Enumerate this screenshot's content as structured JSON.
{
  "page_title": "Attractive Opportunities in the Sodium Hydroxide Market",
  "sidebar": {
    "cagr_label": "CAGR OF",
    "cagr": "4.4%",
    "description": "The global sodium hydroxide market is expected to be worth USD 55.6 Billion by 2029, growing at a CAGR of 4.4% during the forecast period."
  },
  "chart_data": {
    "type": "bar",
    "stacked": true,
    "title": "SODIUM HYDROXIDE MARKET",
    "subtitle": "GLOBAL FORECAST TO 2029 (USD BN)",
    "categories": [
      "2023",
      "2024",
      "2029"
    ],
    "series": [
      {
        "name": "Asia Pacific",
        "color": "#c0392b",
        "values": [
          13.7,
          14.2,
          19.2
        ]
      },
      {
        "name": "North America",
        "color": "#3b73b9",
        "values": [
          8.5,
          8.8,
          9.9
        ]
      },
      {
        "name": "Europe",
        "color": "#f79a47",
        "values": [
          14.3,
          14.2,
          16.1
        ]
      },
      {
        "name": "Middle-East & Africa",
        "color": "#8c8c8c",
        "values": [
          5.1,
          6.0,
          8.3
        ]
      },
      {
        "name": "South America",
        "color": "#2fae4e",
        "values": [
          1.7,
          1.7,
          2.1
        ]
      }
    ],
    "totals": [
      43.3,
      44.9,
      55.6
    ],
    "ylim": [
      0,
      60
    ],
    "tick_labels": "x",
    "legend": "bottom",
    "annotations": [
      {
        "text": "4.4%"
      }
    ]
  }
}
-*-*-
Identify every line holding the word "name" and copy it out.

§ **Task answer**
        "name": "Asia Pacific",
        "name": "North America",
        "name": "Europe",
        "name": "Middle-East & Africa",
        "name": "South America",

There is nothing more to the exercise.